(Extracted data entries)
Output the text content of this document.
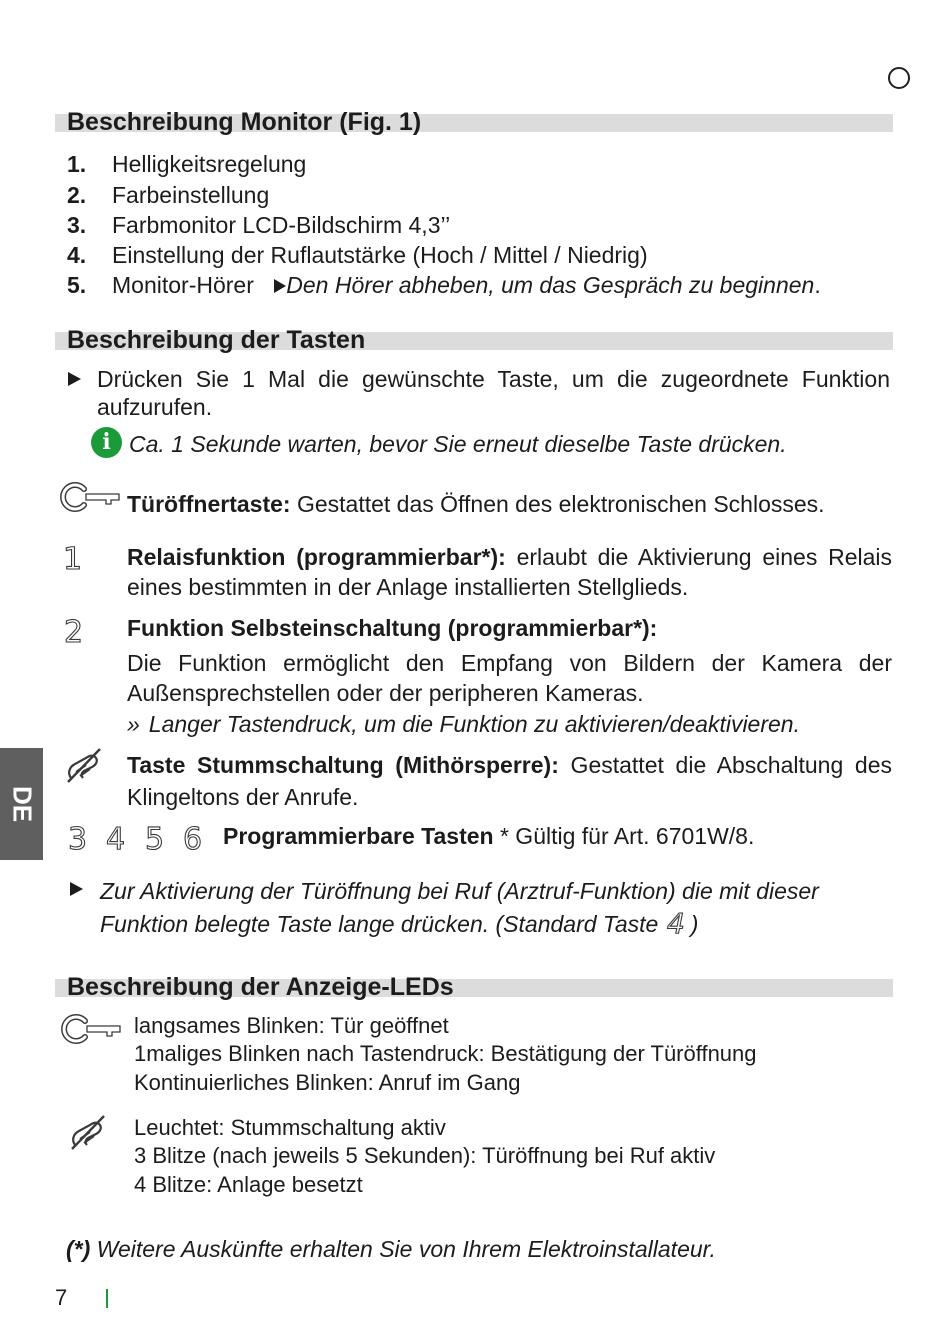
DE
Beschreibung Monitor (Fig. 1)
1. Helligkeitsregelung
2. Farbeinstellung
3. Farbmonitor LCD-Bildschirm 4,3’’
4. Einstellung der Ruflautstärke (Hoch / Mittel / Niedrig)
5. Monitor-Hörer Den Hörer abheben, um das Gespräch zu beginnen.
Beschreibung der Tasten
Drücken Sie 1 Mal die gewünschte Taste, um die zugeordnete Funktion aufzurufen.
i Ca. 1 Sekunde warten, bevor Sie erneut dieselbe Taste drücken.
Türöffnertaste: Gestattet das Öffnen des elektronischen Schlosses.
1 Relaisfunktion (programmierbar*): erlaubt die Aktivierung eines Relais eines bestimmten in der Anlage installierten Stellglieds.
2 Funktion Selbsteinschaltung (programmierbar*):
Die Funktion ermöglicht den Empfang von Bildern der Kamera der Außensprechstellen oder der peripheren Kameras.
» Langer Tastendruck, um die Funktion zu aktivieren/deaktivieren.
Taste Stummschaltung (Mithörsperre): Gestattet die Abschaltung des Klingeltons der Anrufe.
3 4 5 6 Programmierbare Tasten * Gültig für Art. 6701W/8.
Zur Aktivierung der Türöffnung bei Ruf (Arztruf-Funktion) die mit dieser Funktion belegte Taste lange drücken. (Standard Taste 4 )
Beschreibung der Anzeige-LEDs
langsames Blinken: Tür geöffnet
1maliges Blinken nach Tastendruck: Bestätigung der Türöffnung
Kontinuierliches Blinken: Anruf im Gang
Leuchtet: Stummschaltung aktiv
3 Blitze (nach jeweils 5 Sekunden): Türöffnung bei Ruf aktiv
4 Blitze: Anlage besetzt
(*) Weitere Auskünfte erhalten Sie von Ihrem Elektroinstallateur.
7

Stated task -> Reproduce the material word for word. Any pictures should be left out of the copy.

Solution to this problem ->
Output the text content of this document.
DE
Beschreibung Monitor (Fig. 1)
1. Helligkeitsregelung
2. Farbeinstellung
3. Farbmonitor LCD-Bildschirm 4,3’’
4. Einstellung der Ruflautstärke (Hoch / Mittel / Niedrig)
5. Monitor-Hörer Den Hörer abheben, um das Gespräch zu beginnen.
Beschreibung der Tasten
Drücken Sie 1 Mal die gewünschte Taste, um die zugeordnete Funktion aufzurufen.
i Ca. 1 Sekunde warten, bevor Sie erneut dieselbe Taste drücken.
Türöffnertaste: Gestattet das Öffnen des elektronischen Schlosses.
1 Relaisfunktion (programmierbar*): erlaubt die Aktivierung eines Relais eines bestimmten in der Anlage installierten Stellglieds.
2 Funktion Selbsteinschaltung (programmierbar*):
Die Funktion ermöglicht den Empfang von Bildern der Kamera der Außensprechstellen oder der peripheren Kameras.
» Langer Tastendruck, um die Funktion zu aktivieren/deaktivieren.
Taste Stummschaltung (Mithörsperre): Gestattet die Abschaltung des Klingeltons der Anrufe.
3 4 5 6 Programmierbare Tasten * Gültig für Art. 6701W/8.
Zur Aktivierung der Türöffnung bei Ruf (Arztruf-Funktion) die mit dieser Funktion belegte Taste lange drücken. (Standard Taste 4 )
Beschreibung der Anzeige-LEDs
langsames Blinken: Tür geöffnet
1maliges Blinken nach Tastendruck: Bestätigung der Türöffnung
Kontinuierliches Blinken: Anruf im Gang
Leuchtet: Stummschaltung aktiv
3 Blitze (nach jeweils 5 Sekunden): Türöffnung bei Ruf aktiv
4 Blitze: Anlage besetzt
(*) Weitere Auskünfte erhalten Sie von Ihrem Elektroinstallateur.
7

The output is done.